### Aim
Work out how many lines in the entries below include the word "näiden". Give nothing but the number.

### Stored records
----

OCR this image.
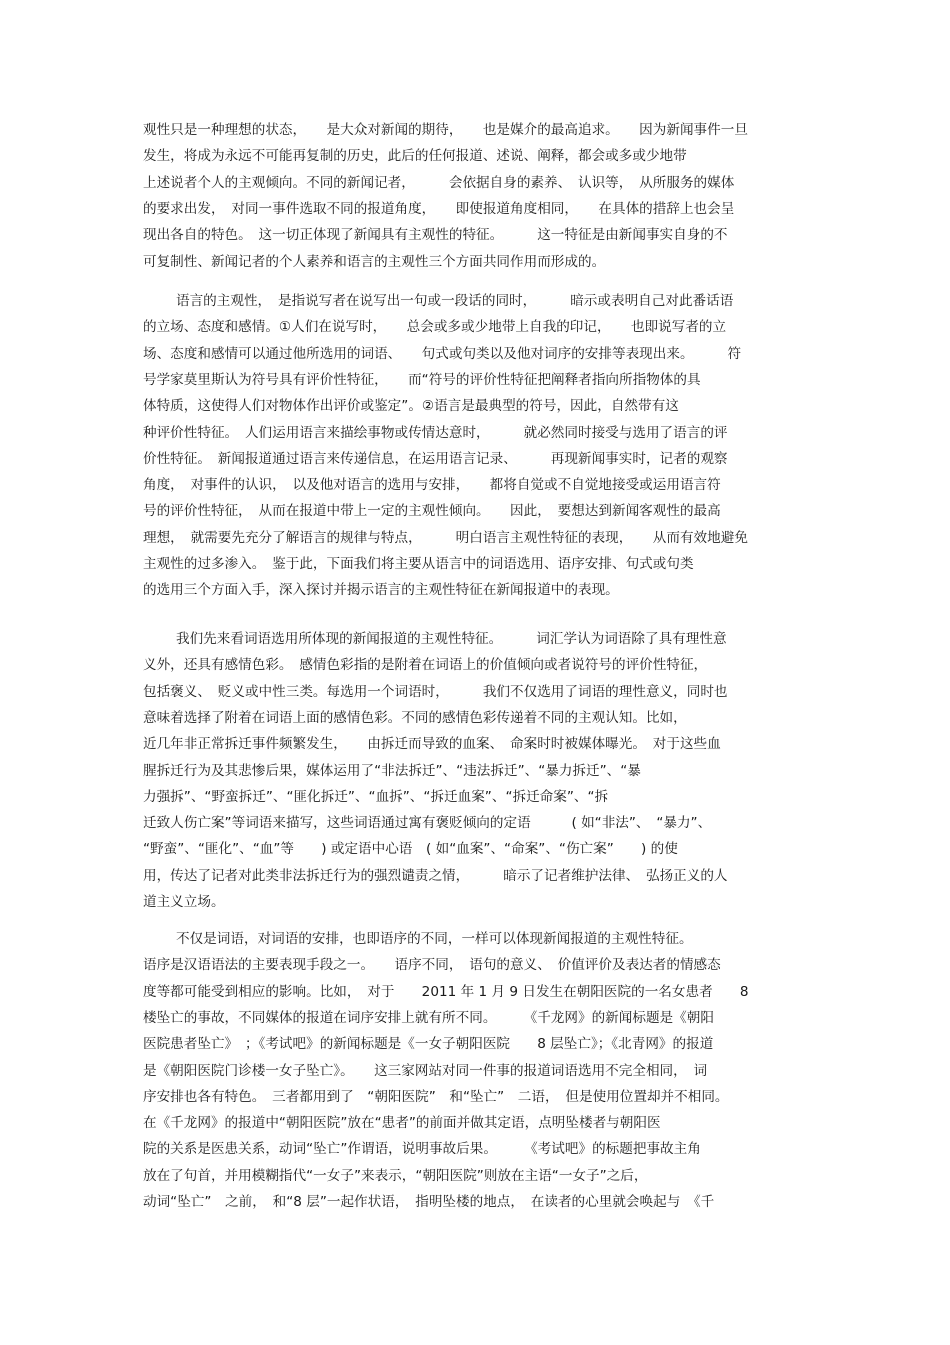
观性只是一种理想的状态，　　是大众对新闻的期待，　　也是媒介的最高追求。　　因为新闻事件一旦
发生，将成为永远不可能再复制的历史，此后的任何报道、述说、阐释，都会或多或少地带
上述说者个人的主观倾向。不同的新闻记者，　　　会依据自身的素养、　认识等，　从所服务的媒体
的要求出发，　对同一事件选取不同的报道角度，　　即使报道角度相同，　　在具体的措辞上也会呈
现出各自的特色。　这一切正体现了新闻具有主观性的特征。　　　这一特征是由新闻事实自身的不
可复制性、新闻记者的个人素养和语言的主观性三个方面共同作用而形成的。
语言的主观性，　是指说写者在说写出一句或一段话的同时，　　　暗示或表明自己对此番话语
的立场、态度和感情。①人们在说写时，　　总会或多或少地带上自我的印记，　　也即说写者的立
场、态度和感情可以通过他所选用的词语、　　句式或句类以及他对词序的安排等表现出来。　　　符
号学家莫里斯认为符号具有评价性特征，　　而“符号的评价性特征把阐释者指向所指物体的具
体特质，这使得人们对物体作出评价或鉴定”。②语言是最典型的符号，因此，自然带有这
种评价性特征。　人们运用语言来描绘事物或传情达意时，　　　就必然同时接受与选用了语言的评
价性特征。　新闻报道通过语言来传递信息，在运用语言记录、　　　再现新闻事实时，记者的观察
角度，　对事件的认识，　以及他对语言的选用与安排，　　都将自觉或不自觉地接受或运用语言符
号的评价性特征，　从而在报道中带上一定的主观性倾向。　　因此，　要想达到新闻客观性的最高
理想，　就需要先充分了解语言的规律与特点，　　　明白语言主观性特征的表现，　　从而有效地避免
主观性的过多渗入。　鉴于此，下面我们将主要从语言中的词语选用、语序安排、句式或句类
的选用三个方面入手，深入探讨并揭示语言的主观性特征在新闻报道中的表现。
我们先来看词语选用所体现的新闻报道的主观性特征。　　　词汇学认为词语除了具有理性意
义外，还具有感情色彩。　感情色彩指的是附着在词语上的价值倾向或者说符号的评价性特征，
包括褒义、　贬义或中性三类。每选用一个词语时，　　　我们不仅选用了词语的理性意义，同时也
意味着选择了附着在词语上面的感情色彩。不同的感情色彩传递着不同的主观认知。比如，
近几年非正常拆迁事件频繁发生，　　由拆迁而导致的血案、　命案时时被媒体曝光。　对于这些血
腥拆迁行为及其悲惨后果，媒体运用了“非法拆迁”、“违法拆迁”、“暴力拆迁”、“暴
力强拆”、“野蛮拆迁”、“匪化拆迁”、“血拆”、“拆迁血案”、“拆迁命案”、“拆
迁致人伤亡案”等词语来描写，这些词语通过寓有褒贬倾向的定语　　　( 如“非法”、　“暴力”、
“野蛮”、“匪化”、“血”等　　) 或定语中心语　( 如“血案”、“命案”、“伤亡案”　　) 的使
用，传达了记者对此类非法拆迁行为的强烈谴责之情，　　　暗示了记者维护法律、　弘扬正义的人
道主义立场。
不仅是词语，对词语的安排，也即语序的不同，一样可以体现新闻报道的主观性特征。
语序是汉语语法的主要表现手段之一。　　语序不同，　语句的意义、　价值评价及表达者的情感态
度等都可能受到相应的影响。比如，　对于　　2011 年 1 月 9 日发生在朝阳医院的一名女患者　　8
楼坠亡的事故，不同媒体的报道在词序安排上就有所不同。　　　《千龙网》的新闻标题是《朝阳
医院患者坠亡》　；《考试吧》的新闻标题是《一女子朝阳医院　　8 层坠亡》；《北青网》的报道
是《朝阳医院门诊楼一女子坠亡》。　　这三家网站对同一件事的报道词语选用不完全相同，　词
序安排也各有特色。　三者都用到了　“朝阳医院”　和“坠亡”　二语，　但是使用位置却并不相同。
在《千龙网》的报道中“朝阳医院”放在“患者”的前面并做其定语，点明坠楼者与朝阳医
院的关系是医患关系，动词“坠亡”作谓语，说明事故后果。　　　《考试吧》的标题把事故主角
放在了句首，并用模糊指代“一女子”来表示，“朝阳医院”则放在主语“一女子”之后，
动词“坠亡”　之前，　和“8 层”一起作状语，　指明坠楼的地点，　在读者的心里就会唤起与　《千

----

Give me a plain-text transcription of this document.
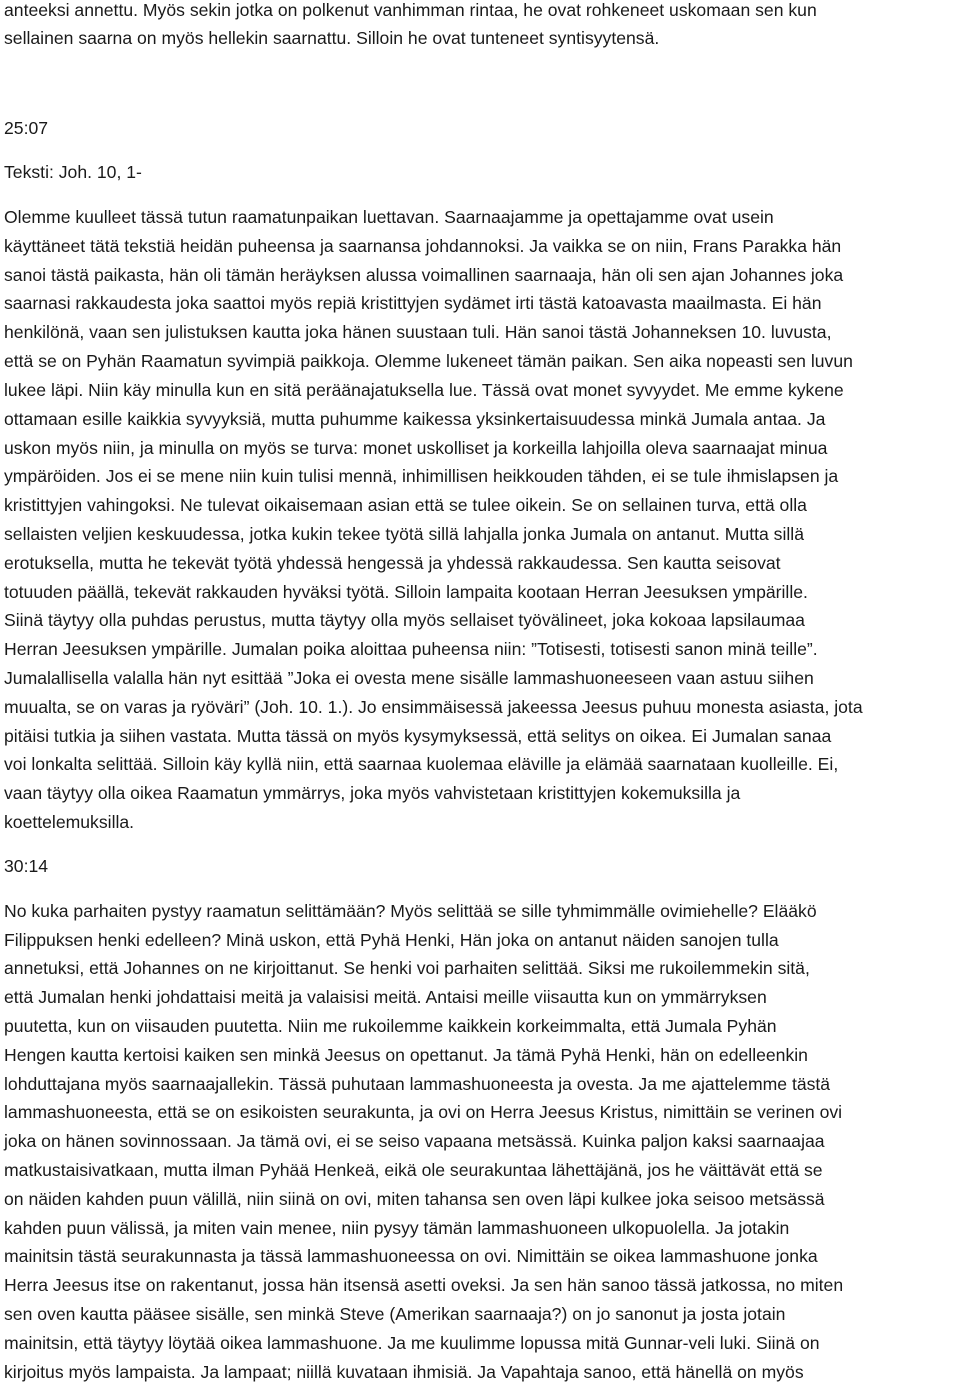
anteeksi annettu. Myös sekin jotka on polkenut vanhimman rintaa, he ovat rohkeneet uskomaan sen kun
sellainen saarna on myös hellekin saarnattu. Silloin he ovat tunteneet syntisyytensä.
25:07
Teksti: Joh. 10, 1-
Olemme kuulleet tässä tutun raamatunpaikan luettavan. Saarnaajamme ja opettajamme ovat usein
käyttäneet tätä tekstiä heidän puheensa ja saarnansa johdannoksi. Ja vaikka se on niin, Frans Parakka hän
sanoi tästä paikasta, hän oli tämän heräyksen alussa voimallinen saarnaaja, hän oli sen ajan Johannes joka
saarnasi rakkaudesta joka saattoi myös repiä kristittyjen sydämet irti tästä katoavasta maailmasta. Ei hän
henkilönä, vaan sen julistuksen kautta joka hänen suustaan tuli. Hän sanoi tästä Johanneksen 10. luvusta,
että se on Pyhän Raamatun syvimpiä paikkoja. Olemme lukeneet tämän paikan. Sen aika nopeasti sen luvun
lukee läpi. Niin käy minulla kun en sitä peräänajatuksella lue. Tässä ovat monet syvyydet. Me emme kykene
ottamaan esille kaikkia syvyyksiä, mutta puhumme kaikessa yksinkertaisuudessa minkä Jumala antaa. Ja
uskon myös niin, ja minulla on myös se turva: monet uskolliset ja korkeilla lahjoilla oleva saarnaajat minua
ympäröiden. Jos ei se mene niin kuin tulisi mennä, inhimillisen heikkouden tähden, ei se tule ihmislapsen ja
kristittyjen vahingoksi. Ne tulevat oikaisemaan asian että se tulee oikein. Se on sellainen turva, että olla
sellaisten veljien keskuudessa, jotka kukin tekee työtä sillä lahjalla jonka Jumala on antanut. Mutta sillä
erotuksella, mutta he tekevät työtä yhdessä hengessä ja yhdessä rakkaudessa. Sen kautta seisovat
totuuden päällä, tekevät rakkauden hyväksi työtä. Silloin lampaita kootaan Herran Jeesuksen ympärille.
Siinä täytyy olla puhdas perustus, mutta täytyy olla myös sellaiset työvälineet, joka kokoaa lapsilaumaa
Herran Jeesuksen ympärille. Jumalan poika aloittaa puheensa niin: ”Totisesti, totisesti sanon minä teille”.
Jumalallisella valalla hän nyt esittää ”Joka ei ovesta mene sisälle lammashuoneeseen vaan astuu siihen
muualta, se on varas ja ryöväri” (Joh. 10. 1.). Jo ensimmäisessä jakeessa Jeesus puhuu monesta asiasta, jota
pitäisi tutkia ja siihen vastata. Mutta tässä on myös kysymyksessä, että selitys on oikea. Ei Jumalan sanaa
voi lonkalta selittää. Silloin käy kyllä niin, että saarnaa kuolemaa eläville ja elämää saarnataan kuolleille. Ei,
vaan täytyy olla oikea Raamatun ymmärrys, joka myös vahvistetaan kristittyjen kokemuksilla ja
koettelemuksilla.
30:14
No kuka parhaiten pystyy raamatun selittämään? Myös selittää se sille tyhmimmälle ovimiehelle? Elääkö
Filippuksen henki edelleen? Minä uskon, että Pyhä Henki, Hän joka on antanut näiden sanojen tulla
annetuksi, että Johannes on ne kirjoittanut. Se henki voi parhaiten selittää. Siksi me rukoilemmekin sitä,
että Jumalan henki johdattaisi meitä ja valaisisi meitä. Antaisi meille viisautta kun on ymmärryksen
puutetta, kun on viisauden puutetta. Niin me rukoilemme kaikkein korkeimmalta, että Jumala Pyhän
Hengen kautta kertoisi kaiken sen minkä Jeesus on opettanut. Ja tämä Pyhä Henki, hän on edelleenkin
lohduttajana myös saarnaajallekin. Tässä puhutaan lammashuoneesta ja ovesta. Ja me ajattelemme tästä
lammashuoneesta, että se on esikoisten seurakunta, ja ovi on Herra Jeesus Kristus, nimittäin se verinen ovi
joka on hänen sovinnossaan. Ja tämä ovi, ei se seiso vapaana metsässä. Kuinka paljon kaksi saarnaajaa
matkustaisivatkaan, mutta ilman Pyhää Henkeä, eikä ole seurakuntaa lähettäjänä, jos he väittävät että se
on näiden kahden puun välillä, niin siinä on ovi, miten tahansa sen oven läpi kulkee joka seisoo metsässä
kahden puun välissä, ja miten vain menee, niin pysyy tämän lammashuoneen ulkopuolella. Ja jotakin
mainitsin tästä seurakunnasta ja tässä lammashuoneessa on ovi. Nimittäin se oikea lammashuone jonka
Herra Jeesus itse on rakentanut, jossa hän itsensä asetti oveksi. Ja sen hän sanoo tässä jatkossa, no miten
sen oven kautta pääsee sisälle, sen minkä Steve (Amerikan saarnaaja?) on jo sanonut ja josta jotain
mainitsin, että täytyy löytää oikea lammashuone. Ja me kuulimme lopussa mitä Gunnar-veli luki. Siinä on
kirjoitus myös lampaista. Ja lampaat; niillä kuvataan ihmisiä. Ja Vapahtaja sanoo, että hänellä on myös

----

### Complete output
2